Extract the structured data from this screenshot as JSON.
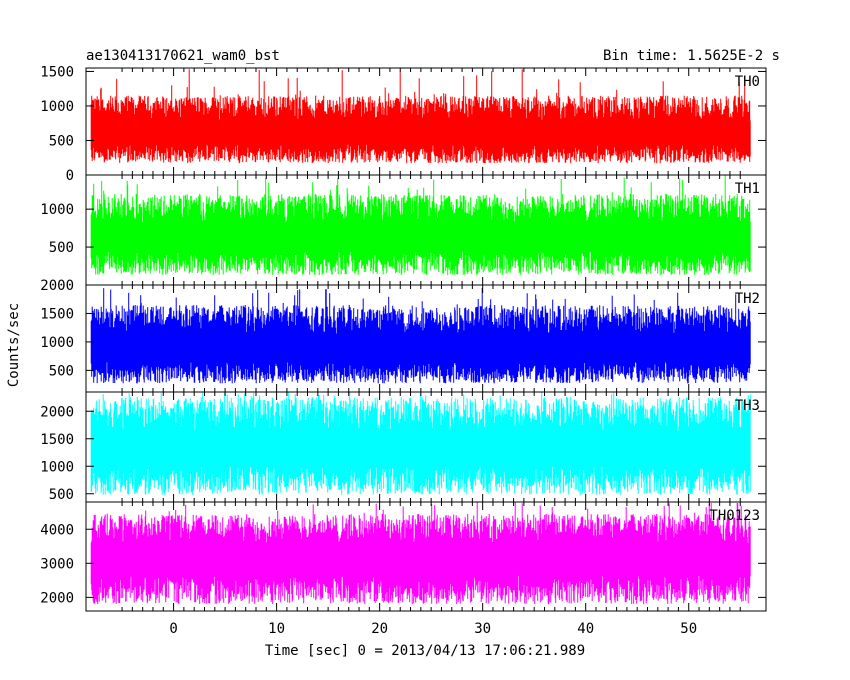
{
  "header": {
    "title": "ae130413170621_wam0_bst",
    "bin_time": "Bin time: 1.5625E-2 s"
  },
  "chart_data": {
    "type": "line",
    "xlabel": "Time [sec] 0 = 2013/04/13 17:06:21.989",
    "ylabel": "Counts/sec",
    "xlim": [
      -8.5,
      57.5
    ],
    "x_ticks": [
      0,
      10,
      20,
      30,
      40,
      50
    ],
    "x_range": [
      -8.0,
      56.0
    ],
    "bin_time": 0.015625,
    "grid": false,
    "panels": [
      {
        "name": "TH0",
        "color": "#ff0000",
        "ylim": [
          0,
          1550
        ],
        "yticks": [
          0,
          500,
          1000,
          1500
        ],
        "mean": 600,
        "low": 170,
        "high": 1150,
        "spike": 1550
      },
      {
        "name": "TH1",
        "color": "#00ff00",
        "ylim": [
          0,
          1450
        ],
        "yticks": [
          500,
          1000
        ],
        "mean": 620,
        "low": 130,
        "high": 1200,
        "spike": 1450
      },
      {
        "name": "TH2",
        "color": "#0000ff",
        "ylim": [
          120,
          2000
        ],
        "yticks": [
          500,
          1000,
          1500,
          2000
        ],
        "mean": 850,
        "low": 270,
        "high": 1650,
        "spike": 1950
      },
      {
        "name": "TH3",
        "color": "#00ffff",
        "ylim": [
          350,
          2350
        ],
        "yticks": [
          500,
          1000,
          1500,
          2000
        ],
        "mean": 1300,
        "low": 480,
        "high": 2250,
        "spike": 2350
      },
      {
        "name": "TH0123",
        "color": "#ff00ff",
        "ylim": [
          1600,
          4800
        ],
        "yticks": [
          2000,
          3000,
          4000
        ],
        "mean": 3100,
        "low": 1800,
        "high": 4450,
        "spike": 4800
      }
    ]
  }
}
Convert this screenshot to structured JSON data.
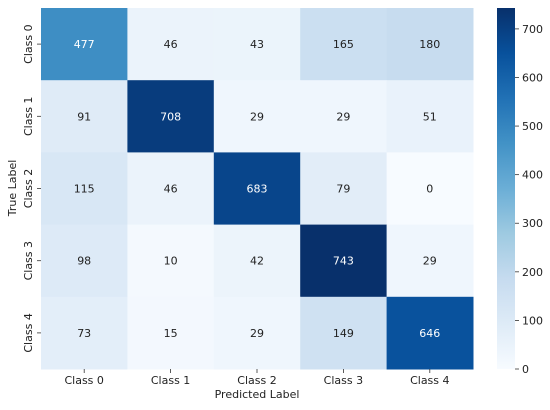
{
  "chart_data": {
    "type": "heatmap",
    "title": "",
    "xlabel": "Predicted Label",
    "ylabel": "True Label",
    "x_categories": [
      "Class 0",
      "Class 1",
      "Class 2",
      "Class 3",
      "Class 4"
    ],
    "y_categories": [
      "Class 0",
      "Class 1",
      "Class 2",
      "Class 3",
      "Class 4"
    ],
    "values": [
      [
        477,
        46,
        43,
        165,
        180
      ],
      [
        91,
        708,
        29,
        29,
        51
      ],
      [
        115,
        46,
        683,
        79,
        0
      ],
      [
        98,
        10,
        42,
        743,
        29
      ],
      [
        73,
        15,
        29,
        149,
        646
      ]
    ],
    "colorbar": {
      "colormap": "Blues",
      "range": [
        0,
        743
      ],
      "ticks": [
        0,
        100,
        200,
        300,
        400,
        500,
        600,
        700
      ]
    },
    "grid": false,
    "legend": "colorbar-right"
  }
}
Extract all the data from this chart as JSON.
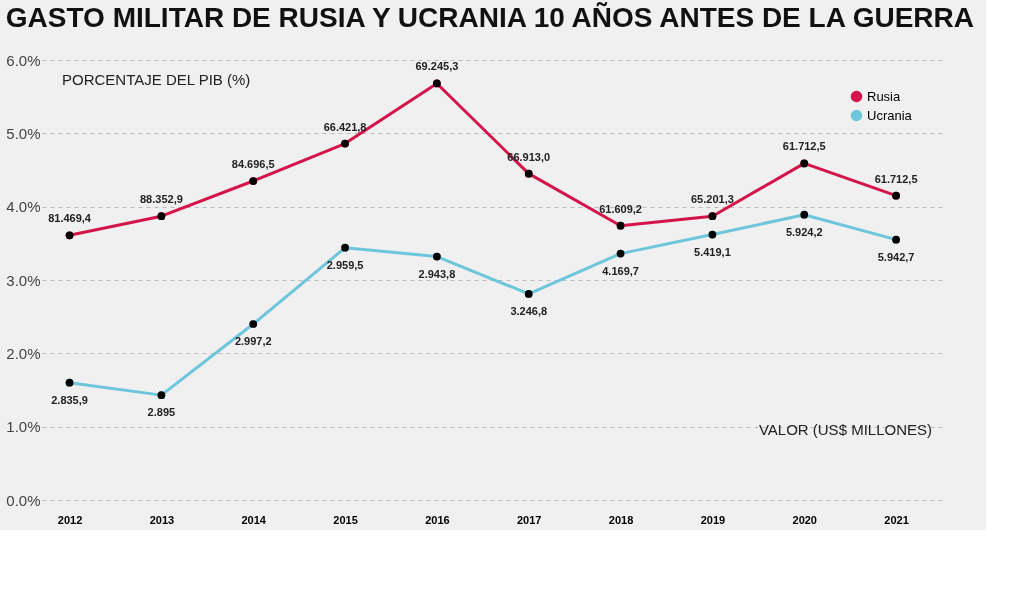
************
# SHORT TASK
Write out the lines of the listing from the one that holds "Convert this screenshot" to the very last line, both included, exactly as they appear and without any pictures.

# ANSWER TO THIS TASK
Convert this screenshot to structured JSON data.
{
  "chart_data": {
    "type": "heatmap",
    "title": "",
    "xlabel": "Predicted Label",
    "ylabel": "True Label",
    "x_categories": [
      "Class 0",
      "Class 1",
      "Class 2",
      "Class 3",
      "Class 4"
    ],
    "y_categories": [
      "Class 0",
      "Class 1",
      "Class 2",
      "Class 3",
      "Class 4"
    ],
    "values": [
      [
        477,
        46,
        43,
        165,
        180
      ],
      [
        91,
        708,
        29,
        29,
        51
      ],
      [
        115,
        46,
        683,
        79,
        0
      ],
      [
        98,
        10,
        42,
        743,
        29
      ],
      [
        73,
        15,
        29,
        149,
        646
      ]
    ],
    "colorbar": {
      "colormap": "Blues",
      "range": [
        0,
        743
      ],
      "ticks": [
        0,
        100,
        200,
        300,
        400,
        500,
        600,
        700
      ]
    },
    "grid": false,
    "legend": "colorbar-right"
  }
}
Extract all the data from this chart as JSON.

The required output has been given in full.